● **THE TASK**
Copy the records that follow exactly as written, but not their pictures.

● **EXTRACTED DATA**
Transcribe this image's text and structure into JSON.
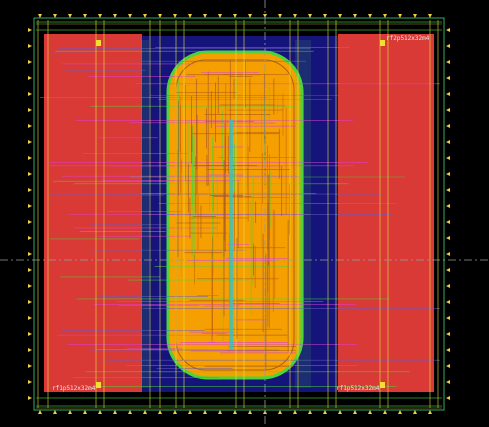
{
  "view": {
    "kind": "chip-layout-viewer"
  },
  "labels": {
    "top_right": "rf2p512x32m4",
    "bottom_left": "rf1p512x32m4",
    "bottom_right": "rf1p512x32m4"
  },
  "colors": {
    "background": "#000000",
    "macro_fill": "#d93a36",
    "standard_cell_fill": "#f5a000",
    "routing_blue": "#1a1a8c",
    "routing_green": "#4cd43a",
    "routing_magenta": "#e040e0",
    "routing_brown": "#a0522d",
    "power_stripe_yellow": "#e8e040",
    "crosshair": "#9a9a9a",
    "pin_marker": "#f0d040"
  }
}
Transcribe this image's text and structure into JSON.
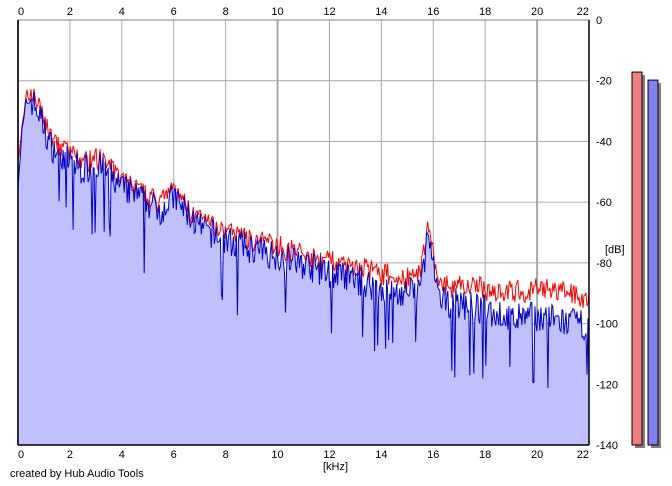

● **WRITTEN RESPONSE**
Transcribe this image's text and structure into JSON.
{
  "view": {
    "kind": "chip-layout-viewer"
  },
  "labels": {
    "top_right": "rf2p512x32m4",
    "bottom_left": "rf1p512x32m4",
    "bottom_right": "rf1p512x32m4"
  },
  "colors": {
    "background": "#000000",
    "macro_fill": "#d93a36",
    "standard_cell_fill": "#f5a000",
    "routing_blue": "#1a1a8c",
    "routing_green": "#4cd43a",
    "routing_magenta": "#e040e0",
    "routing_brown": "#a0522d",
    "power_stripe_yellow": "#e8e040",
    "crosshair": "#9a9a9a",
    "pin_marker": "#f0d040"
  }
}
Transcribe this image's text and structure into JSON.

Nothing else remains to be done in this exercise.